'''

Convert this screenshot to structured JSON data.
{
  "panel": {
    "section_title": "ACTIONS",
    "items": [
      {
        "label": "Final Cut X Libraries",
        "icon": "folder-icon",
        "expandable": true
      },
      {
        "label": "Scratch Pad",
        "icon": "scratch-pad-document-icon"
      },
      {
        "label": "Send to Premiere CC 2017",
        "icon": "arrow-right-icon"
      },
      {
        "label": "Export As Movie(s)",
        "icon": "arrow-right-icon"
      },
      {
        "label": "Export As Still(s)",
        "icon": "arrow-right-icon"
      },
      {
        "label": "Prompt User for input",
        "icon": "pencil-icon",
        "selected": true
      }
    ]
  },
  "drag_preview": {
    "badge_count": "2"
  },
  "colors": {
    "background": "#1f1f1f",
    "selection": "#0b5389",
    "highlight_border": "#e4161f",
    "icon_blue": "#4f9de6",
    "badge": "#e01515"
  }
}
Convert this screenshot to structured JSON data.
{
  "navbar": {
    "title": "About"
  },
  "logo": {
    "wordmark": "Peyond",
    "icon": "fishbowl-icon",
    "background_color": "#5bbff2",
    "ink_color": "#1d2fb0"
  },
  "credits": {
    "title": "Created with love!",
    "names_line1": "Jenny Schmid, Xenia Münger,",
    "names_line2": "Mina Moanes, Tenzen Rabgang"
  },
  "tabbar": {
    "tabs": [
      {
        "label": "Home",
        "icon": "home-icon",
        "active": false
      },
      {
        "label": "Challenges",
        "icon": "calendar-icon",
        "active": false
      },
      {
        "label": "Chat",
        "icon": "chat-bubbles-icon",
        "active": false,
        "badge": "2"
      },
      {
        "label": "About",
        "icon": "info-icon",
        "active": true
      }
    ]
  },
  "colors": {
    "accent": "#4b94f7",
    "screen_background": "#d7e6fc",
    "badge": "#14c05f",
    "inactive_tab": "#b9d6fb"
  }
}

'''

#### Short exercise:
Reproduce the data, keeping every line exactly the same.

#### Answer to the exercise:
Convert this screenshot to structured JSON data.
{
  "panel": {
    "section_title": "ACTIONS",
    "items": [
      {
        "label": "Final Cut X Libraries",
        "icon": "folder-icon",
        "expandable": true
      },
      {
        "label": "Scratch Pad",
        "icon": "scratch-pad-document-icon"
      },
      {
        "label": "Send to Premiere CC 2017",
        "icon": "arrow-right-icon"
      },
      {
        "label": "Export As Movie(s)",
        "icon": "arrow-right-icon"
      },
      {
        "label": "Export As Still(s)",
        "icon": "arrow-right-icon"
      },
      {
        "label": "Prompt User for input",
        "icon": "pencil-icon",
        "selected": true
      }
    ]
  },
  "drag_preview": {
    "badge_count": "2"
  },
  "colors": {
    "background": "#1f1f1f",
    "selection": "#0b5389",
    "highlight_border": "#e4161f",
    "icon_blue": "#4f9de6",
    "badge": "#e01515"
  }
}
Convert this screenshot to structured JSON data.
{
  "navbar": {
    "title": "About"
  },
  "logo": {
    "wordmark": "Peyond",
    "icon": "fishbowl-icon",
    "background_color": "#5bbff2",
    "ink_color": "#1d2fb0"
  },
  "credits": {
    "title": "Created with love!",
    "names_line1": "Jenny Schmid, Xenia Münger,",
    "names_line2": "Mina Moanes, Tenzen Rabgang"
  },
  "tabbar": {
    "tabs": [
      {
        "label": "Home",
        "icon": "home-icon",
        "active": false
      },
      {
        "label": "Challenges",
        "icon": "calendar-icon",
        "active": false
      },
      {
        "label": "Chat",
        "icon": "chat-bubbles-icon",
        "active": false,
        "badge": "2"
      },
      {
        "label": "About",
        "icon": "info-icon",
        "active": true
      }
    ]
  },
  "colors": {
    "accent": "#4b94f7",
    "screen_background": "#d7e6fc",
    "badge": "#14c05f",
    "inactive_tab": "#b9d6fb"
  }
}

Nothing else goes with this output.